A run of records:
※ ※ ※

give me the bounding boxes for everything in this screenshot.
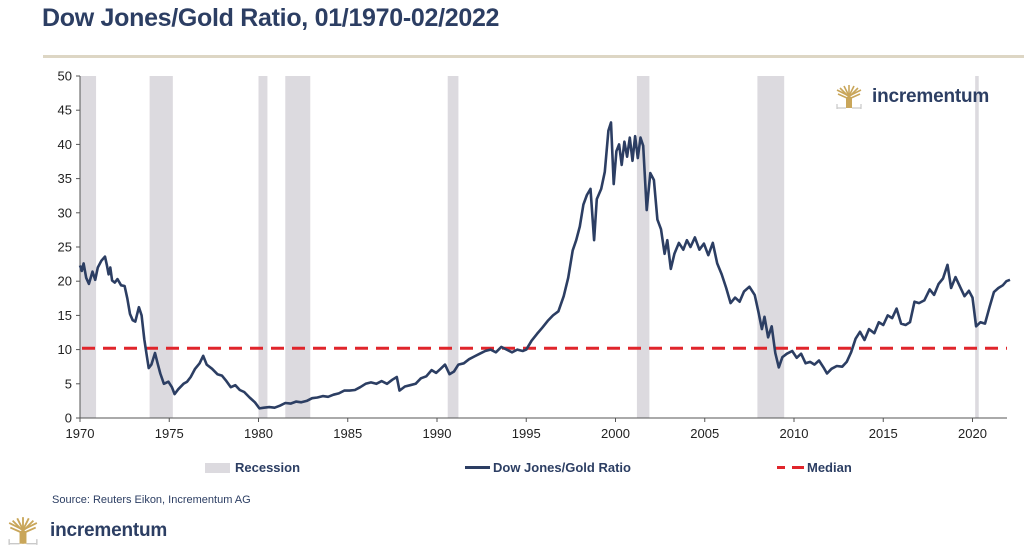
legend-median-label: Median [807, 460, 852, 475]
x-tick-label: 2005 [690, 426, 719, 441]
y-tick-label: 20 [58, 274, 72, 289]
brand-name-bottom: incrementum [50, 520, 168, 541]
recession-band [975, 76, 979, 418]
recession-band [258, 76, 268, 418]
y-tick-label: 35 [58, 171, 72, 186]
x-tick-label: 2020 [958, 426, 987, 441]
y-tick-label: 50 [58, 69, 72, 84]
legend-ratio-label: Dow Jones/Gold Ratio [493, 460, 631, 475]
recession-band [80, 76, 97, 418]
axes: 0 5 10 15 20 25 30 35 40 45 50 1970 1975 1980 1985 1990… [58, 69, 1007, 441]
x-tick-label: 1975 [155, 426, 184, 441]
legend-ratio: Dow Jones/Gold Ratio [465, 460, 631, 475]
recession-swatch [205, 462, 230, 473]
legend-recession-label: Recession [235, 460, 301, 475]
recession-bands [80, 76, 979, 418]
brand-name: incrementum [872, 86, 990, 107]
source-note: Source: Reuters Eikon, Incrementum AG [52, 494, 251, 506]
y-tick-label: 15 [58, 308, 72, 323]
series-line-dow-gold-ratio [78, 121, 1011, 410]
tree-icon [8, 517, 38, 545]
x-tick-label: 1995 [512, 426, 541, 441]
x-tick-label: 1970 [66, 426, 95, 441]
y-tick-label: 40 [58, 137, 72, 152]
recession-band [636, 76, 650, 418]
y-tick-label: 25 [58, 240, 72, 255]
brand-logo-bottom: incrementum [8, 516, 167, 546]
y-tick-label: 45 [58, 103, 72, 118]
y-tick-label: 10 [58, 342, 72, 357]
line-swatch [465, 466, 490, 469]
median-swatch [777, 466, 804, 469]
recession-band [447, 76, 459, 418]
recession-band [285, 76, 311, 418]
page-title: Dow Jones/Gold Ratio, 01/1970-02/2022 [42, 4, 500, 32]
tree-icon [836, 85, 862, 109]
y-tick-label: 5 [65, 376, 72, 391]
series-layer [78, 121, 1011, 410]
recession-band [149, 76, 173, 418]
brand-logo-top: incrementum [836, 84, 989, 110]
legend-median: Median [777, 460, 852, 475]
x-tick-label: 1990 [423, 426, 452, 441]
y-tick-label: 0 [65, 411, 72, 426]
y-tick-label: 30 [58, 205, 72, 220]
x-tick-label: 1985 [333, 426, 362, 441]
x-tick-label: 1980 [244, 426, 273, 441]
title-divider [43, 55, 1024, 58]
legend-recession: Recession [205, 460, 300, 475]
x-tick-label: 2015 [869, 426, 898, 441]
x-tick-label: 2000 [601, 426, 630, 441]
x-tick-label: 2010 [780, 426, 809, 441]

※ ※ ※

Required task |
Copy out all of the records above word for word, leaving out the pictures.

Result |
give me the bounding boxes for everything in this screenshot.
legend-median-label: Median [807, 460, 852, 475]
x-tick-label: 2005 [690, 426, 719, 441]
y-tick-label: 20 [58, 274, 72, 289]
brand-name-bottom: incrementum [50, 520, 168, 541]
recession-band [975, 76, 979, 418]
recession-band [258, 76, 268, 418]
y-tick-label: 35 [58, 171, 72, 186]
x-tick-label: 2020 [958, 426, 987, 441]
y-tick-label: 50 [58, 69, 72, 84]
legend-ratio-label: Dow Jones/Gold Ratio [493, 460, 631, 475]
recession-band [80, 76, 97, 418]
axes: 0 5 10 15 20 25 30 35 40 45 50 1970 1975 1980 1985 1990… [58, 69, 1007, 441]
x-tick-label: 1975 [155, 426, 184, 441]
legend-ratio: Dow Jones/Gold Ratio [465, 460, 631, 475]
recession-swatch [205, 462, 230, 473]
legend-recession-label: Recession [235, 460, 301, 475]
recession-bands [80, 76, 979, 418]
brand-name: incrementum [872, 86, 990, 107]
source-note: Source: Reuters Eikon, Incrementum AG [52, 494, 251, 506]
y-tick-label: 15 [58, 308, 72, 323]
series-line-dow-gold-ratio [78, 121, 1011, 410]
tree-icon [8, 517, 38, 545]
x-tick-label: 1995 [512, 426, 541, 441]
x-tick-label: 1970 [66, 426, 95, 441]
y-tick-label: 40 [58, 137, 72, 152]
recession-band [636, 76, 650, 418]
y-tick-label: 25 [58, 240, 72, 255]
brand-logo-bottom: incrementum [8, 516, 167, 546]
y-tick-label: 45 [58, 103, 72, 118]
y-tick-label: 10 [58, 342, 72, 357]
line-swatch [465, 466, 490, 469]
median-swatch [777, 466, 804, 469]
recession-band [447, 76, 459, 418]
recession-band [285, 76, 311, 418]
page-title: Dow Jones/Gold Ratio, 01/1970-02/2022 [42, 4, 500, 32]
tree-icon [836, 85, 862, 109]
y-tick-label: 5 [65, 376, 72, 391]
series-layer [78, 121, 1011, 410]
recession-band [149, 76, 173, 418]
brand-logo-top: incrementum [836, 84, 989, 110]
legend-median: Median [777, 460, 852, 475]
x-tick-label: 1990 [423, 426, 452, 441]
y-tick-label: 0 [65, 411, 72, 426]
y-tick-label: 30 [58, 205, 72, 220]
x-tick-label: 1985 [333, 426, 362, 441]
x-tick-label: 1980 [244, 426, 273, 441]
title-divider [43, 55, 1024, 58]
legend-recession: Recession [205, 460, 300, 475]
x-tick-label: 2015 [869, 426, 898, 441]
x-tick-label: 2000 [601, 426, 630, 441]
x-tick-label: 2010 [780, 426, 809, 441]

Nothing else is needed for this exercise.